» THE EXERCISE:
Copy the data below exactly.

» MATERIAL FOR THIS EXERCISE:
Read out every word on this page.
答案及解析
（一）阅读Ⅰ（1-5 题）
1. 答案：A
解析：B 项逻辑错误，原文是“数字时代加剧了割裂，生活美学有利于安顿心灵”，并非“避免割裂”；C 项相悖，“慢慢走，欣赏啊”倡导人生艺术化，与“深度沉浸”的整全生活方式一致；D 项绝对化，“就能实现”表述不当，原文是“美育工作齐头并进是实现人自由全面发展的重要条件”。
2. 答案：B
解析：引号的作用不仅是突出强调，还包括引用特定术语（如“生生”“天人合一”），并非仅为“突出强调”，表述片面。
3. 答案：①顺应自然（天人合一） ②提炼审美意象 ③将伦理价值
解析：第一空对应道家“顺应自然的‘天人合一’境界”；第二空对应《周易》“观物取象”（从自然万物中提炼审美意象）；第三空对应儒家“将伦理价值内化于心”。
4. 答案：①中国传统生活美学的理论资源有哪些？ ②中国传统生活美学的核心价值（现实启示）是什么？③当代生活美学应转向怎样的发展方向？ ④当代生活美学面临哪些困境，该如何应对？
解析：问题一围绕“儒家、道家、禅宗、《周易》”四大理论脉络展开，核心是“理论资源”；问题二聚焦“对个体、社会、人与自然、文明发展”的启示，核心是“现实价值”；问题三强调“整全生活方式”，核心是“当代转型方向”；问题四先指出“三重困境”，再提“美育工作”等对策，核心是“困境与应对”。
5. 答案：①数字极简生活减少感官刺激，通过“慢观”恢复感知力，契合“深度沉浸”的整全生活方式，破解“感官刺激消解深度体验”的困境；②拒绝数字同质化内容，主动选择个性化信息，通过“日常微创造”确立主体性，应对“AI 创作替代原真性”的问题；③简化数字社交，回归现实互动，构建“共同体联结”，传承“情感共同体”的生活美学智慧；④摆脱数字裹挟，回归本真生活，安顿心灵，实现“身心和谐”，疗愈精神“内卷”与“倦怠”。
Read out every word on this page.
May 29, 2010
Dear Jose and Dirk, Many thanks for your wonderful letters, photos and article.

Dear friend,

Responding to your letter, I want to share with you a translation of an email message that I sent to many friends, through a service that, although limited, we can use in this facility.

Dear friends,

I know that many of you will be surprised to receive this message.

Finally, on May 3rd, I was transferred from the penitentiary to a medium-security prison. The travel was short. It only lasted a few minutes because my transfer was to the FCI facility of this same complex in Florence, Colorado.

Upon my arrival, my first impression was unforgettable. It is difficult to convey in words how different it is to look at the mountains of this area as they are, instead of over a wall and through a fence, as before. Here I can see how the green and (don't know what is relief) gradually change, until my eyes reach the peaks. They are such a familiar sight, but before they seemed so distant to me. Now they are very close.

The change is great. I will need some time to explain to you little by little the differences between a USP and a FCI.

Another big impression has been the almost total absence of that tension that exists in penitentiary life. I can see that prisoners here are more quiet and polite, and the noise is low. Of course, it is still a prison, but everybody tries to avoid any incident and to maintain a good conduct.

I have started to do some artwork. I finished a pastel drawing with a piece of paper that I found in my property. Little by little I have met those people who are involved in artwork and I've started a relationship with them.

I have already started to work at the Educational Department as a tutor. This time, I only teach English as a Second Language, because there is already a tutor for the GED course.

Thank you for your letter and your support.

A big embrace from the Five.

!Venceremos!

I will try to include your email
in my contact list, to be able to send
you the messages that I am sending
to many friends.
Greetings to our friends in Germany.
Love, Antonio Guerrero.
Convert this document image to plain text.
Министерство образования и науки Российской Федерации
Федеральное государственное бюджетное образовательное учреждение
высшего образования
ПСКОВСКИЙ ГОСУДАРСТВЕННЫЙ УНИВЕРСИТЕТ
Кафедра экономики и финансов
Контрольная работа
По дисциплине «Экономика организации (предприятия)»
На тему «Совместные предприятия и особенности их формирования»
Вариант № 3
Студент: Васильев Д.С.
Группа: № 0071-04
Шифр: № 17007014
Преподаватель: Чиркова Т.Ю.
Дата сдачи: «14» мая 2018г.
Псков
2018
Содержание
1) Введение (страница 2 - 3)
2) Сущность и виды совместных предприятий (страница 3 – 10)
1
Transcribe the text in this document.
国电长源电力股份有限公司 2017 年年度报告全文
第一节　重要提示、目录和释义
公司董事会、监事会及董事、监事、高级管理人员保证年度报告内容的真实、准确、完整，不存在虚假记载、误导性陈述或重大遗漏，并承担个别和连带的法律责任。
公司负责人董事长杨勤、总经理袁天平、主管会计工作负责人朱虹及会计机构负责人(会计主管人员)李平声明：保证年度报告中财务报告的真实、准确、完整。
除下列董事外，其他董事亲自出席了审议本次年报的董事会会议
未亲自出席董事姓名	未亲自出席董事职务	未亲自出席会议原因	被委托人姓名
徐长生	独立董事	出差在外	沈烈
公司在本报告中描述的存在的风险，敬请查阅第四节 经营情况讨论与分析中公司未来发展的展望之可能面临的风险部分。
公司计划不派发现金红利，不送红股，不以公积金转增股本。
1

» EXERCISE RESULT:
Read out every word on this page.
答案及解析
（一）阅读Ⅰ（1-5 题）
1. 答案：A
解析：B 项逻辑错误，原文是“数字时代加剧了割裂，生活美学有利于安顿心灵”，并非“避免割裂”；C 项相悖，“慢慢走，欣赏啊”倡导人生艺术化，与“深度沉浸”的整全生活方式一致；D 项绝对化，“就能实现”表述不当，原文是“美育工作齐头并进是实现人自由全面发展的重要条件”。
2. 答案：B
解析：引号的作用不仅是突出强调，还包括引用特定术语（如“生生”“天人合一”），并非仅为“突出强调”，表述片面。
3. 答案：①顺应自然（天人合一） ②提炼审美意象 ③将伦理价值
解析：第一空对应道家“顺应自然的‘天人合一’境界”；第二空对应《周易》“观物取象”（从自然万物中提炼审美意象）；第三空对应儒家“将伦理价值内化于心”。
4. 答案：①中国传统生活美学的理论资源有哪些？ ②中国传统生活美学的核心价值（现实启示）是什么？③当代生活美学应转向怎样的发展方向？ ④当代生活美学面临哪些困境，该如何应对？
解析：问题一围绕“儒家、道家、禅宗、《周易》”四大理论脉络展开，核心是“理论资源”；问题二聚焦“对个体、社会、人与自然、文明发展”的启示，核心是“现实价值”；问题三强调“整全生活方式”，核心是“当代转型方向”；问题四先指出“三重困境”，再提“美育工作”等对策，核心是“困境与应对”。
5. 答案：①数字极简生活减少感官刺激，通过“慢观”恢复感知力，契合“深度沉浸”的整全生活方式，破解“感官刺激消解深度体验”的困境；②拒绝数字同质化内容，主动选择个性化信息，通过“日常微创造”确立主体性，应对“AI 创作替代原真性”的问题；③简化数字社交，回归现实互动，构建“共同体联结”，传承“情感共同体”的生活美学智慧；④摆脱数字裹挟，回归本真生活，安顿心灵，实现“身心和谐”，疗愈精神“内卷”与“倦怠”。
Read out every word on this page.
May 29, 2010
Dear Jose and Dirk, Many thanks for your wonderful letters, photos and article.

Dear friend,

Responding to your letter, I want to share with you a translation of an email message that I sent to many friends, through a service that, although limited, we can use in this facility.

Dear friends,

I know that many of you will be surprised to receive this message.

Finally, on May 3rd, I was transferred from the penitentiary to a medium-security prison. The travel was short. It only lasted a few minutes because my transfer was to the FCI facility of this same complex in Florence, Colorado.

Upon my arrival, my first impression was unforgettable. It is difficult to convey in words how different it is to look at the mountains of this area as they are, instead of over a wall and through a fence, as before. Here I can see how the green and (don't know what is relief) gradually change, until my eyes reach the peaks. They are such a familiar sight, but before they seemed so distant to me. Now they are very close.

The change is great. I will need some time to explain to you little by little the differences between a USP and a FCI.

Another big impression has been the almost total absence of that tension that exists in penitentiary life. I can see that prisoners here are more quiet and polite, and the noise is low. Of course, it is still a prison, but everybody tries to avoid any incident and to maintain a good conduct.

I have started to do some artwork. I finished a pastel drawing with a piece of paper that I found in my property. Little by little I have met those people who are involved in artwork and I've started a relationship with them.

I have already started to work at the Educational Department as a tutor. This time, I only teach English as a Second Language, because there is already a tutor for the GED course.

Thank you for your letter and your support.

A big embrace from the Five.

!Venceremos!

I will try to include your email
in my contact list, to be able to send
you the messages that I am sending
to many friends.
Greetings to our friends in Germany.
Love, Antonio Guerrero.
Convert this document image to plain text.
Министерство образования и науки Российской Федерации
Федеральное государственное бюджетное образовательное учреждение
высшего образования
ПСКОВСКИЙ ГОСУДАРСТВЕННЫЙ УНИВЕРСИТЕТ
Кафедра экономики и финансов
Контрольная работа
По дисциплине «Экономика организации (предприятия)»
На тему «Совместные предприятия и особенности их формирования»
Вариант № 3
Студент: Васильев Д.С.
Группа: № 0071-04
Шифр: № 17007014
Преподаватель: Чиркова Т.Ю.
Дата сдачи: «14» мая 2018г.
Псков
2018
Содержание
1) Введение (страница 2 - 3)
2) Сущность и виды совместных предприятий (страница 3 – 10)
1
Transcribe the text in this document.
国电长源电力股份有限公司 2017 年年度报告全文
第一节　重要提示、目录和释义
公司董事会、监事会及董事、监事、高级管理人员保证年度报告内容的真实、准确、完整，不存在虚假记载、误导性陈述或重大遗漏，并承担个别和连带的法律责任。
公司负责人董事长杨勤、总经理袁天平、主管会计工作负责人朱虹及会计机构负责人(会计主管人员)李平声明：保证年度报告中财务报告的真实、准确、完整。
除下列董事外，其他董事亲自出席了审议本次年报的董事会会议
未亲自出席董事姓名	未亲自出席董事职务	未亲自出席会议原因	被委托人姓名
徐长生	独立董事	出差在外	沈烈
公司在本报告中描述的存在的风险，敬请查阅第四节 经营情况讨论与分析中公司未来发展的展望之可能面临的风险部分。
公司计划不派发现金红利，不送红股，不以公积金转增股本。
1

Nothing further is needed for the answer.